WHAT YOU ARE ASKED TO DO:
All lines in which the word "this" occurs are to be extracted.

Stored data:

———

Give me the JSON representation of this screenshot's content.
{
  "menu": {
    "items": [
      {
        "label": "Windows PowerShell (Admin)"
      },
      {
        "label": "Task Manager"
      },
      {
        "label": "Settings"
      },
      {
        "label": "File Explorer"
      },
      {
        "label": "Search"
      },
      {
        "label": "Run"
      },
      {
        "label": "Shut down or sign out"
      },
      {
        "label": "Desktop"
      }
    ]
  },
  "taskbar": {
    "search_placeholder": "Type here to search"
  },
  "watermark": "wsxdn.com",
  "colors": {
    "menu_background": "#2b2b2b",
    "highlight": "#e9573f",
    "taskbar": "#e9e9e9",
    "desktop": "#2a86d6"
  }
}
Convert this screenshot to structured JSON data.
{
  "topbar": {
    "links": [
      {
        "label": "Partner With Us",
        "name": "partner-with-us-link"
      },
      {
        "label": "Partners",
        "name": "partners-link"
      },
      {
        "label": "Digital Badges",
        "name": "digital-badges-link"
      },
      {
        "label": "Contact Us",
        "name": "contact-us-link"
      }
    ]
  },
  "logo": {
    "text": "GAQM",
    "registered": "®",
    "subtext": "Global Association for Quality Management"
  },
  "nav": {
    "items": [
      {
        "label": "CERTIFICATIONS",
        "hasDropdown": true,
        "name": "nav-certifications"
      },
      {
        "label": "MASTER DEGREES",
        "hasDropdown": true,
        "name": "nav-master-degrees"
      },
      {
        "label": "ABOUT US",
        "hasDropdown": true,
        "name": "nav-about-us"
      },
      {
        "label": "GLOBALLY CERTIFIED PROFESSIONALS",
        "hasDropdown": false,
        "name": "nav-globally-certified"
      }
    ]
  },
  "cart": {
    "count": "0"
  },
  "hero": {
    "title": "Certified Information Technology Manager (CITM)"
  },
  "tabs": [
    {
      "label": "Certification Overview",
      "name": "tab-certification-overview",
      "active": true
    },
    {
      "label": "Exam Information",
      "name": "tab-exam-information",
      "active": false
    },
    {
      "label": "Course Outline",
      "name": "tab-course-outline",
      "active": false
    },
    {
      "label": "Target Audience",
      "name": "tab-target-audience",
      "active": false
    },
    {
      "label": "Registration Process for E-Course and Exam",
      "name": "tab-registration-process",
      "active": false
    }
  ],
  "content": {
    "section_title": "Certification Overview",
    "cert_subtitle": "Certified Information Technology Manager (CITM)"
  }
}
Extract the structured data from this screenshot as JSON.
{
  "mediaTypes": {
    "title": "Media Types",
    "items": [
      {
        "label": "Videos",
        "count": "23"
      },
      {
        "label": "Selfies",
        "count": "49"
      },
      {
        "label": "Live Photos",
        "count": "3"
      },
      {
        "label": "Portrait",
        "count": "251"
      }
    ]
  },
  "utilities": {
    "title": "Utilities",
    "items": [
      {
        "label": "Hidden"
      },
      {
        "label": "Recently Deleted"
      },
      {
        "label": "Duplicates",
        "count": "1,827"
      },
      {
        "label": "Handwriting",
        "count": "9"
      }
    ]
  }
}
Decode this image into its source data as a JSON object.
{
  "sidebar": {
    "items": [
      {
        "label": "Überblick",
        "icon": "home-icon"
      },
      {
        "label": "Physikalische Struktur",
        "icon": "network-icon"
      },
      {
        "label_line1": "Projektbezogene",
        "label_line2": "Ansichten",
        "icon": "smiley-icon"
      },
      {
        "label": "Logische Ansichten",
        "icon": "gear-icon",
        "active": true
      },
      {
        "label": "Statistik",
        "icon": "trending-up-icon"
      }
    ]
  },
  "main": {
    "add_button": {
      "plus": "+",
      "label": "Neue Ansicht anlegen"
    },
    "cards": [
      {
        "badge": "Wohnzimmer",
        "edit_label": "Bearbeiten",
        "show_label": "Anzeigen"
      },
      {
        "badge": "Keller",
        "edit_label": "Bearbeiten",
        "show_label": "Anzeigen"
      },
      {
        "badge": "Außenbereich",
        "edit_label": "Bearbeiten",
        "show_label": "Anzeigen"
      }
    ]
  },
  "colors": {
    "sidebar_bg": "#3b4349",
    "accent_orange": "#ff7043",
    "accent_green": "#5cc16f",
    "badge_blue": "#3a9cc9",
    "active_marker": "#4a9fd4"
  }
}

———

EXERCISE RESULT:
Give me the JSON representation of this screenshot's content.
Convert this screenshot to structured JSON data.
Extract the structured data from this screenshot as JSON.
Decode this image into its source data as a JSON object.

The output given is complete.